● Record list
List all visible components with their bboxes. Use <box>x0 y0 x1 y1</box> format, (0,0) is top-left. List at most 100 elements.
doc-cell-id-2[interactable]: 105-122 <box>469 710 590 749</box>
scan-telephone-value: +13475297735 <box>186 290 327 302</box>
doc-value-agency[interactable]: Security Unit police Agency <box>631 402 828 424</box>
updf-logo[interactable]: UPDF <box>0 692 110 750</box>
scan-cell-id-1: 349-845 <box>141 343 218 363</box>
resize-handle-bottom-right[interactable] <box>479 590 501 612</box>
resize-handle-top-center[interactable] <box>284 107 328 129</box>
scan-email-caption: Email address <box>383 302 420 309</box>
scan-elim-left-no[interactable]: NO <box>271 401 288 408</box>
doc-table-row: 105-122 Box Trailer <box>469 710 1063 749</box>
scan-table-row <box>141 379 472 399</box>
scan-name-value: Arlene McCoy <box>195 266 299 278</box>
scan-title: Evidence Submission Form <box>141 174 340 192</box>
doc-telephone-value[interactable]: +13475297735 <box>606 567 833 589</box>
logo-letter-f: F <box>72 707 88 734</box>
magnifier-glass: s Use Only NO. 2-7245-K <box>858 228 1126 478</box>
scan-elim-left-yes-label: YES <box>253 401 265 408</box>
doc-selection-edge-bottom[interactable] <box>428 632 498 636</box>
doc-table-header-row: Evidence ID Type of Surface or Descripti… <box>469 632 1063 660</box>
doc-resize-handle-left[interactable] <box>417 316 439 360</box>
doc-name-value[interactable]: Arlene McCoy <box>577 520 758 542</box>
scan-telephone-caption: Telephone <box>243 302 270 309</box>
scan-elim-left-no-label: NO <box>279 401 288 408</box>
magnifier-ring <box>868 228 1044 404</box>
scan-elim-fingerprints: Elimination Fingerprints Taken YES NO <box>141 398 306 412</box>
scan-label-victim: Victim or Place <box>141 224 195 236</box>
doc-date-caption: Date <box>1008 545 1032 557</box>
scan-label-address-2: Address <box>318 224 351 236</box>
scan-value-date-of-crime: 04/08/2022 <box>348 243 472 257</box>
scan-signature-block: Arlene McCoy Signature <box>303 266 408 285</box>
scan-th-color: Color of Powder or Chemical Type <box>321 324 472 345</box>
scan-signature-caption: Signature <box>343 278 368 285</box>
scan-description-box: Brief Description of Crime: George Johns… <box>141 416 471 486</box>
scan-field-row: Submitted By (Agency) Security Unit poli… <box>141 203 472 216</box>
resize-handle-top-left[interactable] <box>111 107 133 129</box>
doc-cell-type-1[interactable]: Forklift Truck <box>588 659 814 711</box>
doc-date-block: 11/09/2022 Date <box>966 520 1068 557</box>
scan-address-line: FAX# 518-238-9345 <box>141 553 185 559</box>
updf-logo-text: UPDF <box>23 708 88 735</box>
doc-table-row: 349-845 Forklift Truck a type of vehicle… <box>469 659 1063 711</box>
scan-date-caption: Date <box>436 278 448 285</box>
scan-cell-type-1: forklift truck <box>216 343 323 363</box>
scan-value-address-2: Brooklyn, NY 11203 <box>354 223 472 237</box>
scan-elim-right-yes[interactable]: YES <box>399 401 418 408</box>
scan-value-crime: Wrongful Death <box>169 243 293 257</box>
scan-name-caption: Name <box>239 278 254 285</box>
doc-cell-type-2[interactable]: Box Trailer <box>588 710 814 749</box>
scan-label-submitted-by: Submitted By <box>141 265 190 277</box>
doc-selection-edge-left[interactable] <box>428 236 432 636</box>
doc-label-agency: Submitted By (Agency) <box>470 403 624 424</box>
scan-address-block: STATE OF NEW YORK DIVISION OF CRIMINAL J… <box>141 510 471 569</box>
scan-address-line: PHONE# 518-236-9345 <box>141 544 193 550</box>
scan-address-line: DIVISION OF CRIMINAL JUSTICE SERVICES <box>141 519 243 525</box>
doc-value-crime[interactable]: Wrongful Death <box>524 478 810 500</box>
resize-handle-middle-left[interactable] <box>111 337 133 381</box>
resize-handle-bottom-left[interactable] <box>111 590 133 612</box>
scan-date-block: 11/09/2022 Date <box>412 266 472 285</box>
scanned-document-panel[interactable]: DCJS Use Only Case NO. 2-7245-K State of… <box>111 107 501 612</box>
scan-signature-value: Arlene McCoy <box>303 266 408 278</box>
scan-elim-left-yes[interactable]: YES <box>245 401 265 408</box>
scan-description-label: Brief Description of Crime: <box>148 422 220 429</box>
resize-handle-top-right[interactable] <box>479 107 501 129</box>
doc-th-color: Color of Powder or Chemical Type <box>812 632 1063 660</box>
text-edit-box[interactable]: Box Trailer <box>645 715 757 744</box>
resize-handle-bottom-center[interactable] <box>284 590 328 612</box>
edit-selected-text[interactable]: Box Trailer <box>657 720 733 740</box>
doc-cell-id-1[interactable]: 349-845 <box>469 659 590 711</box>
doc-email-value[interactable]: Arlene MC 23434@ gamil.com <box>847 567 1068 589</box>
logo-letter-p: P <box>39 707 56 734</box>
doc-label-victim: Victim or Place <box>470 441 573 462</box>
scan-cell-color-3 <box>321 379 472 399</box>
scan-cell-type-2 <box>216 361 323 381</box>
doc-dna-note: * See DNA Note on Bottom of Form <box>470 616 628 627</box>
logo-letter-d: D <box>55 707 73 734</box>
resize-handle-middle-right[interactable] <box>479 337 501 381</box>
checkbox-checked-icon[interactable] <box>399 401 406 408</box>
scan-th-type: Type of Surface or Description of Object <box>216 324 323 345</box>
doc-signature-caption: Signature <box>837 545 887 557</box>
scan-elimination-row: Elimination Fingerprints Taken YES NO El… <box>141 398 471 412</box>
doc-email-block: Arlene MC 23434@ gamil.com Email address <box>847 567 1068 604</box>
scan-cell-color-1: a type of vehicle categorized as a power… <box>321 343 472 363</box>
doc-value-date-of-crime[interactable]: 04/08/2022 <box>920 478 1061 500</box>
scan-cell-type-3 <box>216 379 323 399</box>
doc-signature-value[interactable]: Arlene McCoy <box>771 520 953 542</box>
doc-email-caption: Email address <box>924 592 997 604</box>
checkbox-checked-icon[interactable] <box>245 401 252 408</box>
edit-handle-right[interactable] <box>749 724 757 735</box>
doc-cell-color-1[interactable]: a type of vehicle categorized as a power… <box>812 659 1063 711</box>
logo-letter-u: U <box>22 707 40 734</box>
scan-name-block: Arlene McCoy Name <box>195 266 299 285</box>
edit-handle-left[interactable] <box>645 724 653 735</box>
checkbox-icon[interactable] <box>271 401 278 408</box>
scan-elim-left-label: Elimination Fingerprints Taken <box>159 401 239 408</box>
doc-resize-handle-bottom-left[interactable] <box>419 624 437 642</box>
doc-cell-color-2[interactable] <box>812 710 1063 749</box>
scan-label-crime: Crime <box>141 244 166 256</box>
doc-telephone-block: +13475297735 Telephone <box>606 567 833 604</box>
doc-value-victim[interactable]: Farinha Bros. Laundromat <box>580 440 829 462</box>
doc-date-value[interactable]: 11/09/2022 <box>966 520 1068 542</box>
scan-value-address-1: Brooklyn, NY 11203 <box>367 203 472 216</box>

--

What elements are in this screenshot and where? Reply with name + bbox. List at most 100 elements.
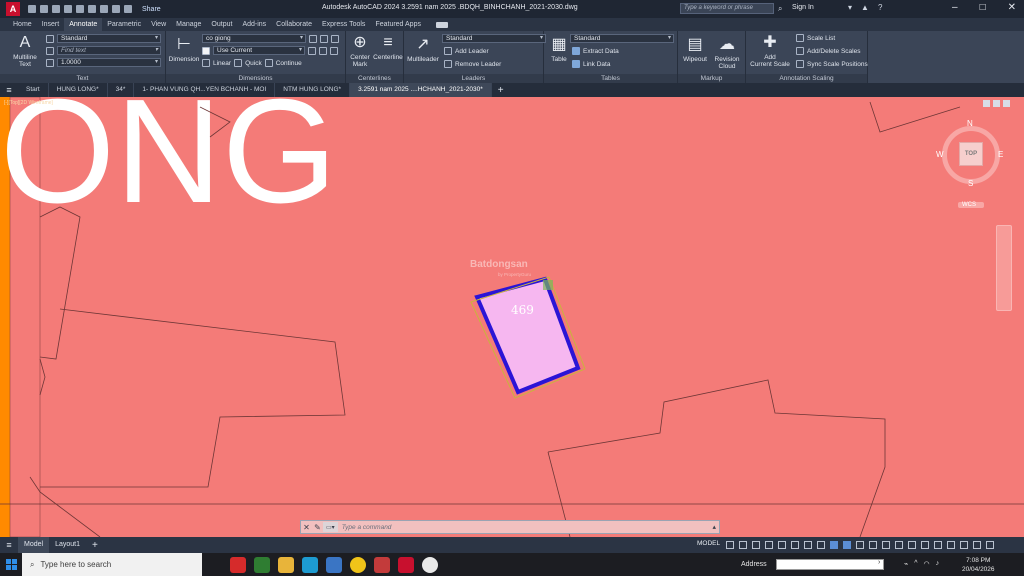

● The exercise
Pull out, word for word, the lines starting at the one containing "List all visible" and ending at the one containing "scan-elim-left-no[interactable]: NO <box>271", with both of those lines included.

● Answer to this task
List all visible components with their bboxes. Use <box>x0 y0 x1 y1</box> format, (0,0) is top-left. List at most 100 elements.
doc-cell-id-2[interactable]: 105-122 <box>469 710 590 749</box>
scan-telephone-value: +13475297735 <box>186 290 327 302</box>
doc-value-agency[interactable]: Security Unit police Agency <box>631 402 828 424</box>
updf-logo[interactable]: UPDF <box>0 692 110 750</box>
scan-cell-id-1: 349-845 <box>141 343 218 363</box>
resize-handle-bottom-right[interactable] <box>479 590 501 612</box>
resize-handle-top-center[interactable] <box>284 107 328 129</box>
scan-email-caption: Email address <box>383 302 420 309</box>
scan-elim-left-no[interactable]: NO <box>271 401 288 408</box>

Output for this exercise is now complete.